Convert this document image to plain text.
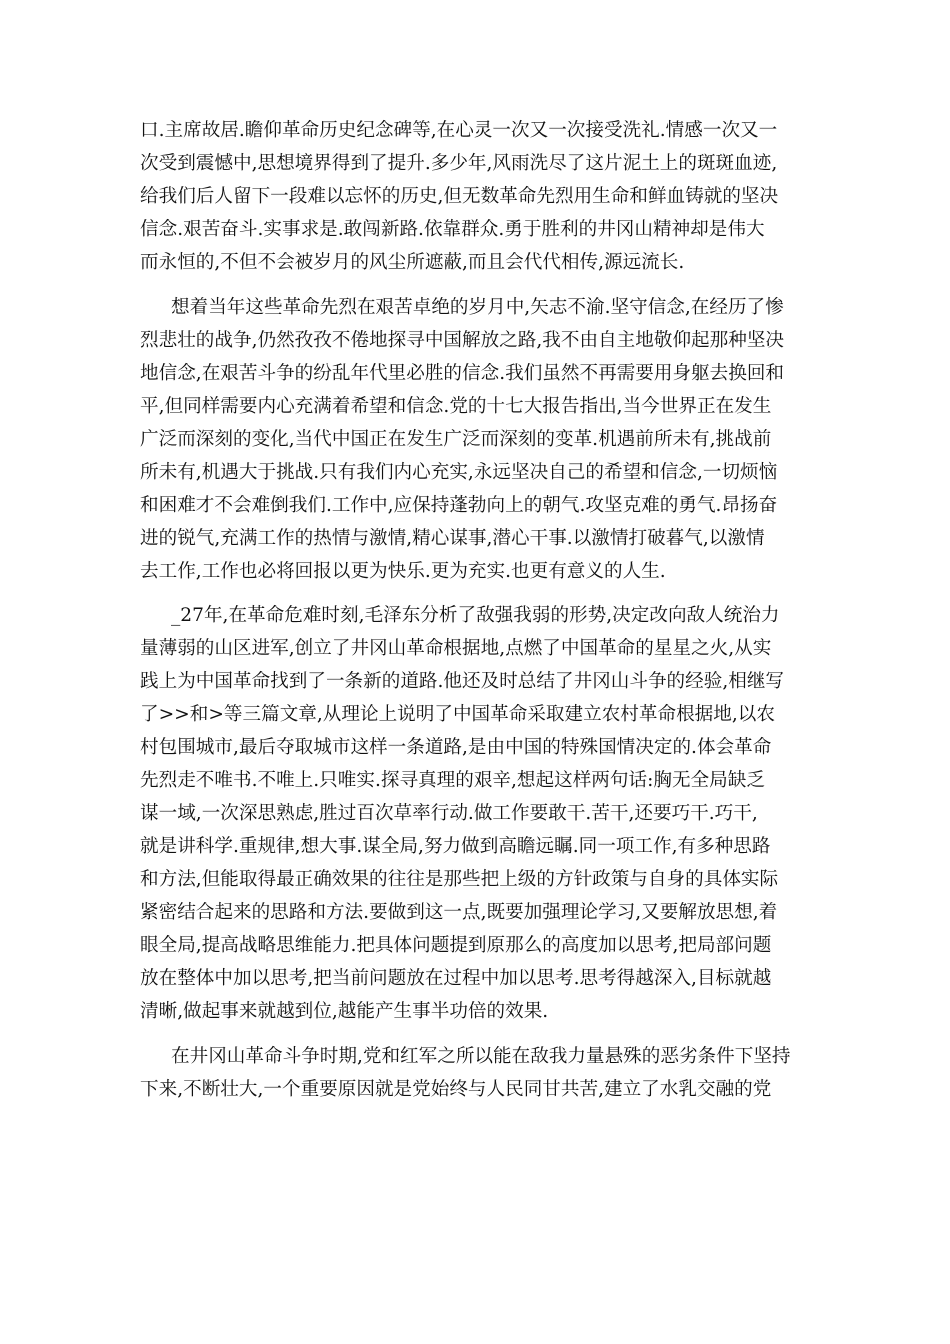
口.主席故居.瞻仰革命历史纪念碑等,在心灵一次又一次接受洗礼.情感一次又一
次受到震憾中,思想境界得到了提升.多少年,风雨洗尽了这片泥土上的斑斑血迹,
给我们后人留下一段难以忘怀的历史,但无数革命先烈用生命和鲜血铸就的坚决
信念.艰苦奋斗.实事求是.敢闯新路.依靠群众.勇于胜利的井冈山精神却是伟大
而永恒的,不但不会被岁月的风尘所遮蔽,而且会代代相传,源远流长.
想着当年这些革命先烈在艰苦卓绝的岁月中,矢志不渝.坚守信念,在经历了惨
烈悲壮的战争,仍然孜孜不倦地探寻中国解放之路,我不由自主地敬仰起那种坚决
地信念,在艰苦斗争的纷乱年代里必胜的信念.我们虽然不再需要用身躯去换回和
平,但同样需要内心充满着希望和信念.党的十七大报告指出,当今世界正在发生
广泛而深刻的变化,当代中国正在发生广泛而深刻的变革.机遇前所未有,挑战前
所未有,机遇大于挑战.只有我们内心充实,永远坚决自己的希望和信念,一切烦恼
和困难才不会难倒我们.工作中,应保持蓬勃向上的朝气.攻坚克难的勇气.昂扬奋
进的锐气,充满工作的热情与激情,精心谋事,潜心干事.以激情打破暮气,以激情
去工作,工作也必将回报以更为快乐.更为充实.也更有意义的人生.
_27年,在革命危难时刻,毛泽东分析了敌强我弱的形势,决定改向敌人统治力
量薄弱的山区进军,创立了井冈山革命根据地,点燃了中国革命的星星之火,从实
践上为中国革命找到了一条新的道路.他还及时总结了井冈山斗争的经验,相继写
了>>和>等三篇文章,从理论上说明了中国革命采取建立农村革命根据地,以农
村包围城市,最后夺取城市这样一条道路,是由中国的特殊国情决定的.体会革命
先烈走不唯书.不唯上.只唯实.探寻真理的艰辛,想起这样两句话:胸无全局缺乏
谋一域,一次深思熟虑,胜过百次草率行动.做工作要敢干.苦干,还要巧干.巧干,
就是讲科学.重规律,想大事.谋全局,努力做到高瞻远瞩.同一项工作,有多种思路
和方法,但能取得最正确效果的往往是那些把上级的方针政策与自身的具体实际
紧密结合起来的思路和方法.要做到这一点,既要加强理论学习,又要解放思想,着
眼全局,提高战略思维能力.把具体问题提到原那么的高度加以思考,把局部问题
放在整体中加以思考,把当前问题放在过程中加以思考.思考得越深入,目标就越
清晰,做起事来就越到位,越能产生事半功倍的效果.
在井冈山革命斗争时期,党和红军之所以能在敌我力量悬殊的恶劣条件下坚持
下来,不断壮大,一个重要原因就是党始终与人民同甘共苦,建立了水乳交融的党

_What is being asked_: Your task is to retype all the entries exactly and leave out any pictures.

_Written answer_:
Convert this document image to plain text.
口.主席故居.瞻仰革命历史纪念碑等,在心灵一次又一次接受洗礼.情感一次又一
次受到震憾中,思想境界得到了提升.多少年,风雨洗尽了这片泥土上的斑斑血迹,
给我们后人留下一段难以忘怀的历史,但无数革命先烈用生命和鲜血铸就的坚决
信念.艰苦奋斗.实事求是.敢闯新路.依靠群众.勇于胜利的井冈山精神却是伟大
而永恒的,不但不会被岁月的风尘所遮蔽,而且会代代相传,源远流长.
想着当年这些革命先烈在艰苦卓绝的岁月中,矢志不渝.坚守信念,在经历了惨
烈悲壮的战争,仍然孜孜不倦地探寻中国解放之路,我不由自主地敬仰起那种坚决
地信念,在艰苦斗争的纷乱年代里必胜的信念.我们虽然不再需要用身躯去换回和
平,但同样需要内心充满着希望和信念.党的十七大报告指出,当今世界正在发生
广泛而深刻的变化,当代中国正在发生广泛而深刻的变革.机遇前所未有,挑战前
所未有,机遇大于挑战.只有我们内心充实,永远坚决自己的希望和信念,一切烦恼
和困难才不会难倒我们.工作中,应保持蓬勃向上的朝气.攻坚克难的勇气.昂扬奋
进的锐气,充满工作的热情与激情,精心谋事,潜心干事.以激情打破暮气,以激情
去工作,工作也必将回报以更为快乐.更为充实.也更有意义的人生.
_27年,在革命危难时刻,毛泽东分析了敌强我弱的形势,决定改向敌人统治力
量薄弱的山区进军,创立了井冈山革命根据地,点燃了中国革命的星星之火,从实
践上为中国革命找到了一条新的道路.他还及时总结了井冈山斗争的经验,相继写
了>>和>等三篇文章,从理论上说明了中国革命采取建立农村革命根据地,以农
村包围城市,最后夺取城市这样一条道路,是由中国的特殊国情决定的.体会革命
先烈走不唯书.不唯上.只唯实.探寻真理的艰辛,想起这样两句话:胸无全局缺乏
谋一域,一次深思熟虑,胜过百次草率行动.做工作要敢干.苦干,还要巧干.巧干,
就是讲科学.重规律,想大事.谋全局,努力做到高瞻远瞩.同一项工作,有多种思路
和方法,但能取得最正确效果的往往是那些把上级的方针政策与自身的具体实际
紧密结合起来的思路和方法.要做到这一点,既要加强理论学习,又要解放思想,着
眼全局,提高战略思维能力.把具体问题提到原那么的高度加以思考,把局部问题
放在整体中加以思考,把当前问题放在过程中加以思考.思考得越深入,目标就越
清晰,做起事来就越到位,越能产生事半功倍的效果.
在井冈山革命斗争时期,党和红军之所以能在敌我力量悬殊的恶劣条件下坚持
下来,不断壮大,一个重要原因就是党始终与人民同甘共苦,建立了水乳交融的党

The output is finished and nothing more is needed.